Task instructions. Copy out verbatim the lines from the one containing "stoch-highlight-circle (1329, 835, 1371, 877)" to the one containing "price-tick: 2,720.000 (758, 298, 834, 317)", inclusive.

Extracted entries.

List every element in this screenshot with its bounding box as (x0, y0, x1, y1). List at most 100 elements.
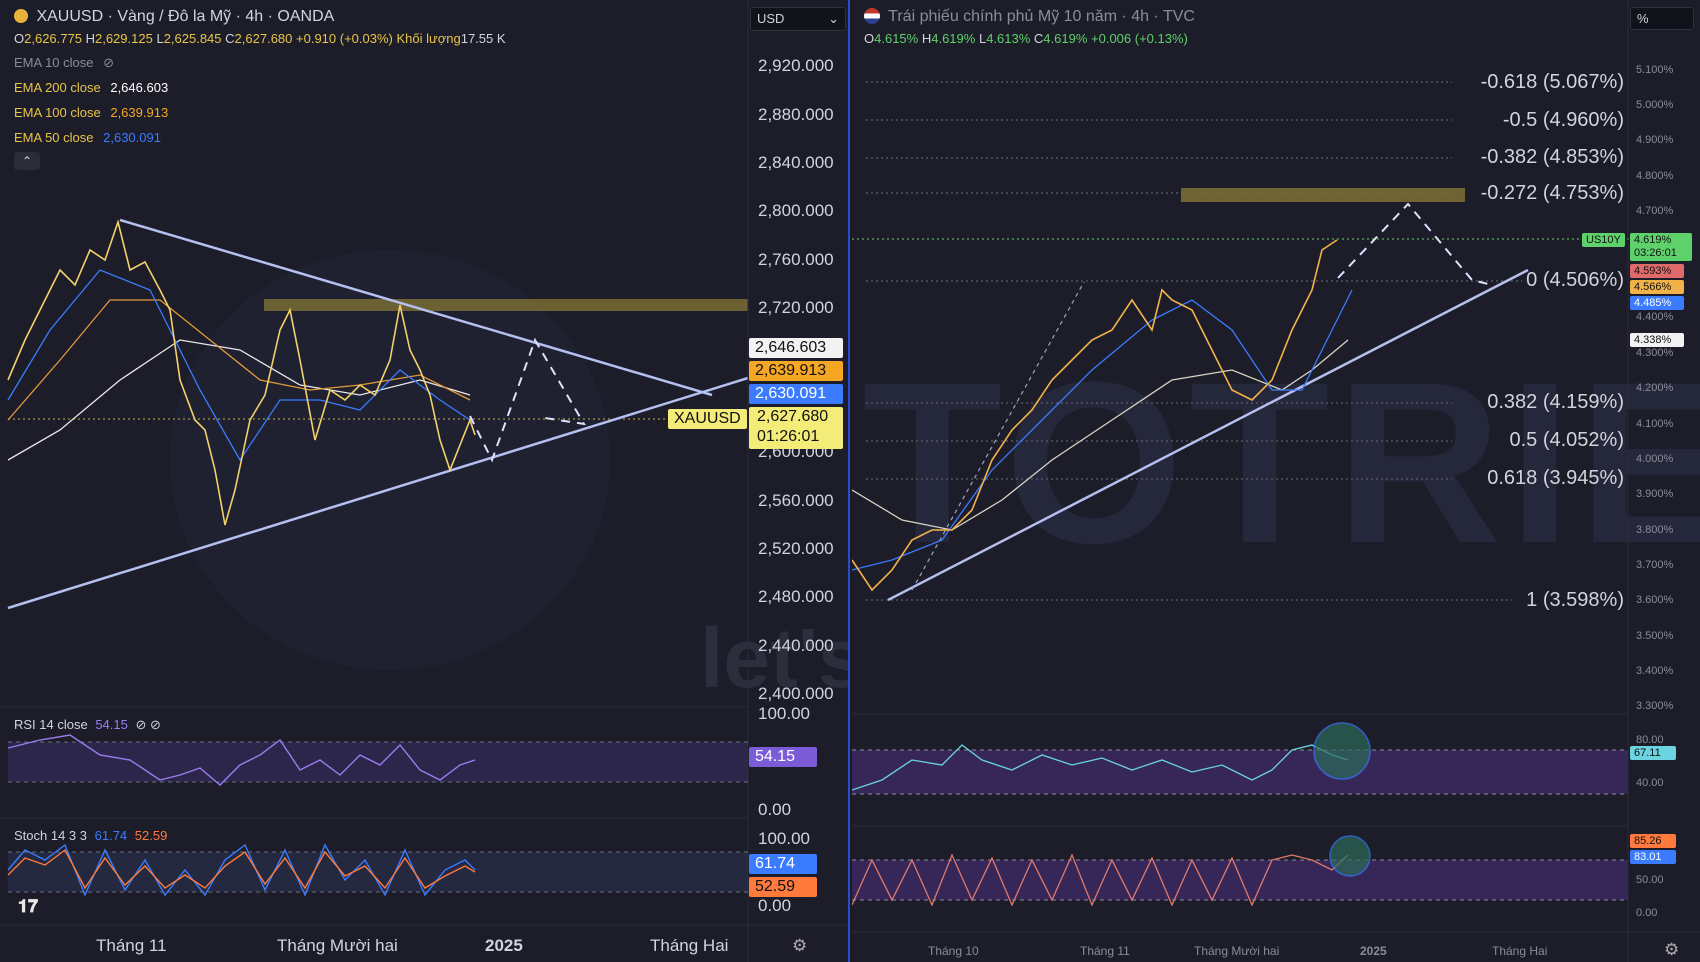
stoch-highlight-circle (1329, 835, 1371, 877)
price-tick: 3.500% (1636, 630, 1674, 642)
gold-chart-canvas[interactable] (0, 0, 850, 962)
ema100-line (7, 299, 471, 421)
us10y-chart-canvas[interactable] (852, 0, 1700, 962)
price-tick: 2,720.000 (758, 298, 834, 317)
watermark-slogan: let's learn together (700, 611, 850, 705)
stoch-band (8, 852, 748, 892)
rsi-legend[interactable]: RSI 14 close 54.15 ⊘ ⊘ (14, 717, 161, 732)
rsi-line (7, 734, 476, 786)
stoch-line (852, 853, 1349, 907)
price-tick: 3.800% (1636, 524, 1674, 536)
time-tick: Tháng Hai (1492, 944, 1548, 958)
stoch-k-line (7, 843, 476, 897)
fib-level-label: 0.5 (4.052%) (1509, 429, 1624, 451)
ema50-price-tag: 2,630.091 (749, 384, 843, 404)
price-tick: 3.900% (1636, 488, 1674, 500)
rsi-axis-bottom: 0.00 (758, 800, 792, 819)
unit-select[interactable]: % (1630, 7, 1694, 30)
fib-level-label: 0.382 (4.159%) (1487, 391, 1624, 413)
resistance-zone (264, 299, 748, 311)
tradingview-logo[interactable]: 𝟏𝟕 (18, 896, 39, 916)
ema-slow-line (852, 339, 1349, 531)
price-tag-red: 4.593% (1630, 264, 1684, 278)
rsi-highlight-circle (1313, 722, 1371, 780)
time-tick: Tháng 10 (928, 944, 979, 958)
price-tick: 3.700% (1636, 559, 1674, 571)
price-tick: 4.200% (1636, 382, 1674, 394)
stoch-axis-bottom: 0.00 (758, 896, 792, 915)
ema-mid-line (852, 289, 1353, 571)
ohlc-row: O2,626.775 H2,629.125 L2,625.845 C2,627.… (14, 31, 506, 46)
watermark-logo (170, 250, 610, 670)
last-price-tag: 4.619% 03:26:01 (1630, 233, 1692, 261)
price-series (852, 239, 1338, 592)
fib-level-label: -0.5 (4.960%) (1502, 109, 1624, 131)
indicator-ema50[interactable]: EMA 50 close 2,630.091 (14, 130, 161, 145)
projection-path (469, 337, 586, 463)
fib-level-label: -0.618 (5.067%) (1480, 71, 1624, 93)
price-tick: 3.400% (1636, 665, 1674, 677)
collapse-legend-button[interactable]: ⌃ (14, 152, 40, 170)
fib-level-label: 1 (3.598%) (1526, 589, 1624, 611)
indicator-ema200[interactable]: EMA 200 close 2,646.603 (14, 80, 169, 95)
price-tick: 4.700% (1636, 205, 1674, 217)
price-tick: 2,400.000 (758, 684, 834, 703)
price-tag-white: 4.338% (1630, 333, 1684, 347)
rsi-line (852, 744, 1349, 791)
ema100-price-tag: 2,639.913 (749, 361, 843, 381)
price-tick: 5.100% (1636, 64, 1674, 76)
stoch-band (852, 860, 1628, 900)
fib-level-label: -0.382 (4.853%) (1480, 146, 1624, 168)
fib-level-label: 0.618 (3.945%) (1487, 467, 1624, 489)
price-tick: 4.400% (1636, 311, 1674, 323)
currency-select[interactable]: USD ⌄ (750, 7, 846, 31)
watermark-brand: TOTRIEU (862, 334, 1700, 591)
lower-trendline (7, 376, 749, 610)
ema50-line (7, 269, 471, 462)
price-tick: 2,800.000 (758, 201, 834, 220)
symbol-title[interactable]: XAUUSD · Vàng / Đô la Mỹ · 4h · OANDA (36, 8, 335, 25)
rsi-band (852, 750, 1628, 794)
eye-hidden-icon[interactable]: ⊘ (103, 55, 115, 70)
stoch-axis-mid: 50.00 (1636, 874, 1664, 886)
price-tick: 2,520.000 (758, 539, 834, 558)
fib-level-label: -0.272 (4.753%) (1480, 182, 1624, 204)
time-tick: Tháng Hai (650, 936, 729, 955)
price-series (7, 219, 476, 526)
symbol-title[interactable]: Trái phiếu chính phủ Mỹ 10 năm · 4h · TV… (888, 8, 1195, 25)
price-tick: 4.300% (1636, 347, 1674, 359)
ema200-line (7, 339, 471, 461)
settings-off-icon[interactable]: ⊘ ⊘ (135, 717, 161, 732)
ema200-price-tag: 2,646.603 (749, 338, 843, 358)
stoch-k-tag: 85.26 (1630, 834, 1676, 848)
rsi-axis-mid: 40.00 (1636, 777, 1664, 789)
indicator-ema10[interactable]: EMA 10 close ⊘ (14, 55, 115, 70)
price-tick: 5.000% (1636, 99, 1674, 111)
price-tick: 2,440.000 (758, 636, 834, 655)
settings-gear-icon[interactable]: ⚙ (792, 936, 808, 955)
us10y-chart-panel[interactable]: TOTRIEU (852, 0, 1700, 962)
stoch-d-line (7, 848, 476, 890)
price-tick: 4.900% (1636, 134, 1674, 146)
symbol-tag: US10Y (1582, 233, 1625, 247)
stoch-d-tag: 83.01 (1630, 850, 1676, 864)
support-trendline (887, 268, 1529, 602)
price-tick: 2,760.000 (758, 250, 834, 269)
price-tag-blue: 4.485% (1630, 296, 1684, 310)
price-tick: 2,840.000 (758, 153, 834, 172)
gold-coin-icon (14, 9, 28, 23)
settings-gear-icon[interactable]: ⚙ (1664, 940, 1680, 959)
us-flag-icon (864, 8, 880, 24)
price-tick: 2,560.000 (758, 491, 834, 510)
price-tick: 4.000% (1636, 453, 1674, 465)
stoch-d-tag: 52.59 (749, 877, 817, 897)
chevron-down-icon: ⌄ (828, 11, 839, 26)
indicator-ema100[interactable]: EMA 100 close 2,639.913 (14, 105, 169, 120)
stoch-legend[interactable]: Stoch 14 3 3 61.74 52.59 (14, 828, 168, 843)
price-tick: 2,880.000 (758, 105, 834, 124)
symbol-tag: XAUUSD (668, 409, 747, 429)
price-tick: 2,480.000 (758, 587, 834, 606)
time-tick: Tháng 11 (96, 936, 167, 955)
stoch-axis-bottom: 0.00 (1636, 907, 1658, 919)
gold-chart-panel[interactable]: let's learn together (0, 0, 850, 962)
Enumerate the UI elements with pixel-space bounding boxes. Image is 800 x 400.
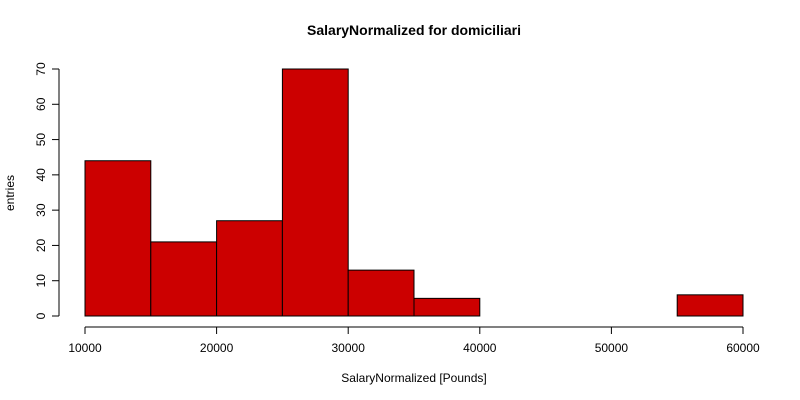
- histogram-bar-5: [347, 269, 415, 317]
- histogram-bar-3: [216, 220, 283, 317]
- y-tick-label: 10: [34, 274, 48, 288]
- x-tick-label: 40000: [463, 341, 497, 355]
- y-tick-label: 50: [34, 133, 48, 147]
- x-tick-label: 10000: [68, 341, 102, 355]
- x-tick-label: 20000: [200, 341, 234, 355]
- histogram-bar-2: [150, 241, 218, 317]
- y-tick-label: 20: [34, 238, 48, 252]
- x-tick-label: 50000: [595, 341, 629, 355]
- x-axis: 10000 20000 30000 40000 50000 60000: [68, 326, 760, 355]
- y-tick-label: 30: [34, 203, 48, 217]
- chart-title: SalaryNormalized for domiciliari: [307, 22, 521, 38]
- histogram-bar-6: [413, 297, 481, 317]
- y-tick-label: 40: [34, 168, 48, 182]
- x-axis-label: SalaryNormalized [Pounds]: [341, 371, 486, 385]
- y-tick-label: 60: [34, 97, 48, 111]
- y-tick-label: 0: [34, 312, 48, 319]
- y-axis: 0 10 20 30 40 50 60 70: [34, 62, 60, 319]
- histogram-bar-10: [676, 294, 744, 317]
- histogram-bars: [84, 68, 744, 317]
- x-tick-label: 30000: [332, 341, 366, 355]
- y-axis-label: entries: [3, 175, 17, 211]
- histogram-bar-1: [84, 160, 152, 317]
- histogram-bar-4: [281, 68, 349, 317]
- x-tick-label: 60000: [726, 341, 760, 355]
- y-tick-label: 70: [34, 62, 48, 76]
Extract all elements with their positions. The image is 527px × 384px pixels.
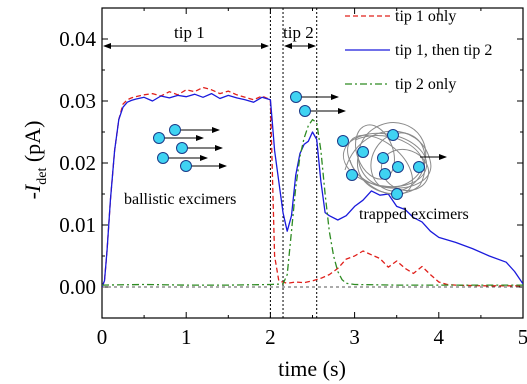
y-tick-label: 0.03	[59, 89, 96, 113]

Response to this task.
stoch-highlight-circle (1329, 835, 1371, 877)
price-tick: 3.500% (1636, 630, 1674, 642)
gold-chart-canvas[interactable] (0, 0, 850, 962)
ema100-line (7, 299, 471, 421)
us10y-chart-canvas[interactable] (852, 0, 1700, 962)
price-tick: 2,720.000 (758, 298, 834, 317)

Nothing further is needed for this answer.